It’s a good thing you aren’t doing anything important right now because this is a pretty good Drop Everything roundup, If I do say so myself. I have a nice mix of productivity and social apps, and a good game for balance.

Today

Today is a beautiful app for creating habits. You can add a task like “exercise” or “read for 30 minutes,” then pick a wide variety of reminder periods ranging from “every day” to “three times a week,” a few specific days, and more.

Part of the benefit over using a calendar or typical task app is that you can ‘check in’ when you follow through, then see your progress and whether you’re meeting to your goals. You get one reminder for free.

A $5 in-app purchase unlocks unlimited reminders and a few other perks. I made the purchase and I’m a happy user.

Trello

Trello is a unique approach to organizing projects and tasks, as well as collaborating, using a cards and lists metaphor based on Agile methodologies.

Task priorities center more around an in-the-moment workflow, and it’s easy to reorganize if plans change. You can assign tasks, share related files, and have conversations about a task in its related card, which keeps correspondence and decisions alongside the task instead of (hopefully) buried elsewhere in an inbox.

Trello is free to use and also has paid plans with extra perks for individuals and teams, starting at $5/month or $45/year.

Anchor

Anchor is a new social network based entirely around sharing up to two minutes of spoken word. It works a lot like Twitter—you can post, reply, and essentially re-share someone else’s post, which are called “waves.” I find it interesting because of some clever removal of the typical frictions for this medium.

For example, to record, simply tap the record button, hold your iPhone up to your ear, and start talking. Recording ends when you move it away. Also, if you start playing a wave from your timeline through the earpiece, speaker, or headphones, the app will continue playing other waves in your timeline until you tell it to stop. Kinda fun, and I’m on there as @chartier.

Legend

Legend is a simple, focused app for making GIFs of animated text. Grab an interesting photo, type your inspirational message, pick some effects and an animation, and you have a fun GIF that can help get your message across in a more attention-grabbing way. It’s $2, no IAPs.

Weebly

Weebly is a hosted website service similar to Squarespace and perhaps WordPress.com. While it supports a core set of blogging features, its strengths are in drag-and-drop web layout for normal folks like me, ecommerce, and a really good mobile app.

Unlike Squarespace and WordPress.com, Weebly’s iPhone and iPad app doesn’t feel like an afterthought; it shares many of the features of Weebly’s web editor, including a good number (but not all) of its drag-and-drop content blocks and the ability to create and manage pages and products, in addition to blog posts.

§ **Records in a dataset**

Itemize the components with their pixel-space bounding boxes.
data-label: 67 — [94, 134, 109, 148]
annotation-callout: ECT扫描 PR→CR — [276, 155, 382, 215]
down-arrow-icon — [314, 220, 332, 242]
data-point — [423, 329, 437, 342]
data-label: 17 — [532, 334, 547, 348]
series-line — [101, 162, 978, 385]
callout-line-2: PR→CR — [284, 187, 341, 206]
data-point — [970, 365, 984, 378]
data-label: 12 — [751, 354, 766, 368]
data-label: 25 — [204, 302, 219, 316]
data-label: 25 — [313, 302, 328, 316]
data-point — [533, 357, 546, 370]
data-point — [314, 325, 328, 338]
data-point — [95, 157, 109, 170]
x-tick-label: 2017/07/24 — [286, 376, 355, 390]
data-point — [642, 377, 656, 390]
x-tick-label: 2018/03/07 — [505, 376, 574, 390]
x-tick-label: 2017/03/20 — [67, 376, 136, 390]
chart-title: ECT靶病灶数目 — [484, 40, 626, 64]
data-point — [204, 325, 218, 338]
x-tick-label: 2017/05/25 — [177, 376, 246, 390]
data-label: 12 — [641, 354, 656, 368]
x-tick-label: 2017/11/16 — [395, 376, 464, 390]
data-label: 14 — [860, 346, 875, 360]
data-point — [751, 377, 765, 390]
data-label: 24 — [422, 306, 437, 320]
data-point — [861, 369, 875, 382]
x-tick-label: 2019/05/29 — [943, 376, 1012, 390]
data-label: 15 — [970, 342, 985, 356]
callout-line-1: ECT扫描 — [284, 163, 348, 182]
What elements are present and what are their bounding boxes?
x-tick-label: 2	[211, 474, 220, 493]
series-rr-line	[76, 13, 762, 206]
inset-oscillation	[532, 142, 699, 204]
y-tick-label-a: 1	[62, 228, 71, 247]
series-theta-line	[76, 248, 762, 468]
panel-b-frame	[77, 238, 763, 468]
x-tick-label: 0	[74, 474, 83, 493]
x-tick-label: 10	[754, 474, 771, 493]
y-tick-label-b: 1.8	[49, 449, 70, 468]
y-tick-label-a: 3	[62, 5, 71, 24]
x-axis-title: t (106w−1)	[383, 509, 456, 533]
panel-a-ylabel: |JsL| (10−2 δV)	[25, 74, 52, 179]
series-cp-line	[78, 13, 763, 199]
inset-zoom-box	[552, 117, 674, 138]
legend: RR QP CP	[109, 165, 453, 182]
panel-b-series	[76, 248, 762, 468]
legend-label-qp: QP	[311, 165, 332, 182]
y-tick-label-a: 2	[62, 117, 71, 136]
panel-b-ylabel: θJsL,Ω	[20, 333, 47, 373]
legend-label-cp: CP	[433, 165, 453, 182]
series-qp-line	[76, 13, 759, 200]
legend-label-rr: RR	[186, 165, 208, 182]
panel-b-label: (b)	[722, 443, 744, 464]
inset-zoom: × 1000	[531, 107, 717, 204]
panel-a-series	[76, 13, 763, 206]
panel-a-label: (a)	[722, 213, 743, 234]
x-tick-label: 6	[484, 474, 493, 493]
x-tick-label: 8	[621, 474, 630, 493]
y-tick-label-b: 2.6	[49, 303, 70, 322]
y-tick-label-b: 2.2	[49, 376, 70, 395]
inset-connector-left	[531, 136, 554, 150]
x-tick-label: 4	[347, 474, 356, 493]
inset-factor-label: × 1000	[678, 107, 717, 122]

§ **EXERCISES**
1. Rewrite everything from "Weebly is a" down to "good mobile app." in the app roundup, changing "Squarespace" to "Wix".
2. According to the app roundup, what does the Legend app cost?
These records have no connection to the text.

§ **RESULTS**
1.
Weebly is a hosted website service similar to Wix and perhaps WordPress.com. While it supports a core set of blogging features, its strengths are in drag-and-drop web layout for normal folks like me, ecommerce, and a really good mobile app.

2. It costs $2, with no in-app purchases.